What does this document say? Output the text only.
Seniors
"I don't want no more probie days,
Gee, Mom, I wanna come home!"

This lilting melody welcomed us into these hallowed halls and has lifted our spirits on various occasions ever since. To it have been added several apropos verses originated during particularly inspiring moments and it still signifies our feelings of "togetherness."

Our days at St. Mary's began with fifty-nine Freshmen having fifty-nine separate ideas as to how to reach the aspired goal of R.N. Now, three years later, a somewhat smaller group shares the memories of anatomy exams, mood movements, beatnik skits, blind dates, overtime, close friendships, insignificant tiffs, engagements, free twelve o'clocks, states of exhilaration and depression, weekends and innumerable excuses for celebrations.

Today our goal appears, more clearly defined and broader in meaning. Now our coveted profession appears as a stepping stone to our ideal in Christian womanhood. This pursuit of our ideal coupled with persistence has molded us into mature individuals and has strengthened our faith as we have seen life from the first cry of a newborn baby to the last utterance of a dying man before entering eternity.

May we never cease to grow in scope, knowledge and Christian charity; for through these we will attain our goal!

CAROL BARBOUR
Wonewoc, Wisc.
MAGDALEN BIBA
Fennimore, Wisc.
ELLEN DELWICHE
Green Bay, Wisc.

======

→ **WHAT YOU ARE ASKED TO DO**: Scan the material above for the string "with" and return the lines that hold it.

→ **SOLVED PROBLEM**:
Our days at St. Mary's began with fifty-nine Freshmen having fifty-nine separate ideas as to how to reach the aspired goal of R.N. Now, three years later, a somewhat smaller group shares the memories of anatomy exams, mood movements, beatnik skits, blind dates, overtime, close friendships, insignificant tiffs, engagements, free twelve o'clocks, states of exhilaration and depression, weekends and innumerable excuses for celebrations.
Today our goal appears, more clearly defined and broader in meaning. Now our coveted profession appears as a stepping stone to our ideal in Christian womanhood. This pursuit of our ideal coupled with persistence has molded us into mature individuals and has strengthened our faith as we have seen life from the first cry of a newborn baby to the last utterance of a dying man before entering eternity.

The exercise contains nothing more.